* _Required task_
Return the number of lines in which the word "Heliocentric" appears; add nothing else.

■ ■ ■ ■ ■

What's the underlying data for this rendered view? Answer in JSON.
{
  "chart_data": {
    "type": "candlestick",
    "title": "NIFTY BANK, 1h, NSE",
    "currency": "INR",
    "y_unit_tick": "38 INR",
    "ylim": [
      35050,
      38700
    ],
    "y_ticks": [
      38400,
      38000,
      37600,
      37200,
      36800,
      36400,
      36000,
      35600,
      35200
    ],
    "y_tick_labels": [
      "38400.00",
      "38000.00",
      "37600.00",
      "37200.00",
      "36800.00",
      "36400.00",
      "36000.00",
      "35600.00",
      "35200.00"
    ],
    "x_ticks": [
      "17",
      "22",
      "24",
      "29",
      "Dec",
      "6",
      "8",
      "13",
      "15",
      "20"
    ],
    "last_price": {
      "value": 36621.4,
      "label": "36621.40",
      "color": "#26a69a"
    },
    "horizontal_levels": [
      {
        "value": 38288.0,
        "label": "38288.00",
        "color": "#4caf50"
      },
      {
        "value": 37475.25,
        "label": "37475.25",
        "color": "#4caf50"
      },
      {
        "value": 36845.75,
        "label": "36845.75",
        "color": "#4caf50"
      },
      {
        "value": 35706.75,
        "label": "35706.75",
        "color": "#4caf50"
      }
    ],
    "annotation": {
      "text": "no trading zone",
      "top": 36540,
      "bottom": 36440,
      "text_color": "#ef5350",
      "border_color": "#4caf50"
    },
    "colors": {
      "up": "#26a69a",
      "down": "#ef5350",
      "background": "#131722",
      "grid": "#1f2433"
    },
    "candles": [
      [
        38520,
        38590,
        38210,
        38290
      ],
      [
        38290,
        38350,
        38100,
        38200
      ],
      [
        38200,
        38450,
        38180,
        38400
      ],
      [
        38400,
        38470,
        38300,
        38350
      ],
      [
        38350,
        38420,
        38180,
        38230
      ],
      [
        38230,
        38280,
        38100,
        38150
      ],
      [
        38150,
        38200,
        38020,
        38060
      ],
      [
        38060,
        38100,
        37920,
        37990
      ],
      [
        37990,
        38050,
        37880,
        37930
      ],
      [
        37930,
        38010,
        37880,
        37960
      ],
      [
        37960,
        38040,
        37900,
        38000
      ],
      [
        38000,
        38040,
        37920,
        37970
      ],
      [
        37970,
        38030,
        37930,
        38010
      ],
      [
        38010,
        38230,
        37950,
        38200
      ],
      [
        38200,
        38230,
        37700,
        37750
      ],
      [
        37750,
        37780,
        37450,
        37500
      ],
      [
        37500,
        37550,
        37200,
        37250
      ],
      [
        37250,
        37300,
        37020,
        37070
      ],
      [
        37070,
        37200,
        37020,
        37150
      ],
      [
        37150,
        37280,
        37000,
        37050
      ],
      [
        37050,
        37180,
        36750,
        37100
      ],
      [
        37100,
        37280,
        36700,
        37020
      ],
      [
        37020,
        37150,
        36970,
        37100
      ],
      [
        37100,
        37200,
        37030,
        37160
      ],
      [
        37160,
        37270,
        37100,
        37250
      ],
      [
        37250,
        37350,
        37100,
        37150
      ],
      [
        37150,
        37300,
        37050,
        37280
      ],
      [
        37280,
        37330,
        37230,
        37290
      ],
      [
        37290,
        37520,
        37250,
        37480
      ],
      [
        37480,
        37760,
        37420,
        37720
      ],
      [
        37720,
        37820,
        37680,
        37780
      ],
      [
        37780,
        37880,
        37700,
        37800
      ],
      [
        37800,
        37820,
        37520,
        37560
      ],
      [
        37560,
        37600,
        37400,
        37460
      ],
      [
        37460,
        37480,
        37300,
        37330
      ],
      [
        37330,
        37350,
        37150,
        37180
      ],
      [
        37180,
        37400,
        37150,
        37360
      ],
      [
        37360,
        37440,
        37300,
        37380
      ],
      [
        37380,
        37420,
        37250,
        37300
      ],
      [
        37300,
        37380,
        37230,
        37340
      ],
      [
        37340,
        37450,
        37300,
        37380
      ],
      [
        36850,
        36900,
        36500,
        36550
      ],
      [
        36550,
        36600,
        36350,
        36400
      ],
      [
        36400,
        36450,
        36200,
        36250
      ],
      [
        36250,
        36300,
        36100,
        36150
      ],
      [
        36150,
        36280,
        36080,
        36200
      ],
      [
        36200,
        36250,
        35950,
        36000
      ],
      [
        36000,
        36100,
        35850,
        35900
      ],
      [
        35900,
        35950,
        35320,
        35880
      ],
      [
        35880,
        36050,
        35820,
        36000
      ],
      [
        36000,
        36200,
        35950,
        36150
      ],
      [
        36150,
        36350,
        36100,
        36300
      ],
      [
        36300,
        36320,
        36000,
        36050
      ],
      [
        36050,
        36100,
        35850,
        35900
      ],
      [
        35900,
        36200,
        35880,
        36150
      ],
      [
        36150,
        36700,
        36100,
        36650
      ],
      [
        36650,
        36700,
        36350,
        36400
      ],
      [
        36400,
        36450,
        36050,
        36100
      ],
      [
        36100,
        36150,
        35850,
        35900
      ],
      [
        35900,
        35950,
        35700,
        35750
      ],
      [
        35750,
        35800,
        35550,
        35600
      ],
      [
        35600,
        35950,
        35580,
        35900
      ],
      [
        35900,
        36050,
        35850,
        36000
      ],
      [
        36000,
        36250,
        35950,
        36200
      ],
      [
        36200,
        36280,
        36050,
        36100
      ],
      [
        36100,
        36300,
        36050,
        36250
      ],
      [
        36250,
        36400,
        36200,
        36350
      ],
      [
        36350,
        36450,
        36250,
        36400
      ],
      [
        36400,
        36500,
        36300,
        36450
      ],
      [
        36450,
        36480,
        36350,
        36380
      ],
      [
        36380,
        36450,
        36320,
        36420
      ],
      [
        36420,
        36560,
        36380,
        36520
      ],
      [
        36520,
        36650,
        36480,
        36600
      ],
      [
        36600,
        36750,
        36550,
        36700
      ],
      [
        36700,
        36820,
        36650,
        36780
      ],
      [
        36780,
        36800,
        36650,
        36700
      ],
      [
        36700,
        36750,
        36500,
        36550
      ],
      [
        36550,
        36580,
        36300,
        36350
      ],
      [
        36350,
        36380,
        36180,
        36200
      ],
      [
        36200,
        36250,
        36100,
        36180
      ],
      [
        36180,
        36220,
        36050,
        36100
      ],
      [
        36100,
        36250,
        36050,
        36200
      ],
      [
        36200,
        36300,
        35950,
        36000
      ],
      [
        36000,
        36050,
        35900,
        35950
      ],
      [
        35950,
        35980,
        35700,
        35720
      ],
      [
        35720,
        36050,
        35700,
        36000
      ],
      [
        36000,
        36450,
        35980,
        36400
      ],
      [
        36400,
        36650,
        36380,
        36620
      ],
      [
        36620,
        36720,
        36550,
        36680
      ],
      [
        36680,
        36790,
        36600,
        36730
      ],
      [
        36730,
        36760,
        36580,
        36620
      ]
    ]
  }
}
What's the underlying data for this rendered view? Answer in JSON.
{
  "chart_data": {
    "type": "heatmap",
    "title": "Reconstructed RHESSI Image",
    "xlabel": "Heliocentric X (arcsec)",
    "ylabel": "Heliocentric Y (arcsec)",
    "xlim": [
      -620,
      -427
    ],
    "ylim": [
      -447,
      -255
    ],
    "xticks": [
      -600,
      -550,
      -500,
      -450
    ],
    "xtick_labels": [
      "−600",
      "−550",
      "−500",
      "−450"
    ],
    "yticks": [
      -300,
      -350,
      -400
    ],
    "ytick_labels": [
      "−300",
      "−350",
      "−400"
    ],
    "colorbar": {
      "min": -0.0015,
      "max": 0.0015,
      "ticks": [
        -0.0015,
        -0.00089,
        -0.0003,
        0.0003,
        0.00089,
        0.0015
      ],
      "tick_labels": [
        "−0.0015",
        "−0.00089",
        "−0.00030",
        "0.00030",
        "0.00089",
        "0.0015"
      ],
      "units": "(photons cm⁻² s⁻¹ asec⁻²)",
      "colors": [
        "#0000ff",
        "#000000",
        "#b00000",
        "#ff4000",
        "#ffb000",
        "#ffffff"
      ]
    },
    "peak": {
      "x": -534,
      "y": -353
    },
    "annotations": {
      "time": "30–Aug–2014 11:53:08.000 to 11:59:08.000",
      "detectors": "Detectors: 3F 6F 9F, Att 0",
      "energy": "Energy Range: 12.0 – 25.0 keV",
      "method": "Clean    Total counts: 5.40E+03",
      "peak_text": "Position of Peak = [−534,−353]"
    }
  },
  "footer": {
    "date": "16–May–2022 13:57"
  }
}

■ ■ ■ ■ ■

* _Output of the task_
2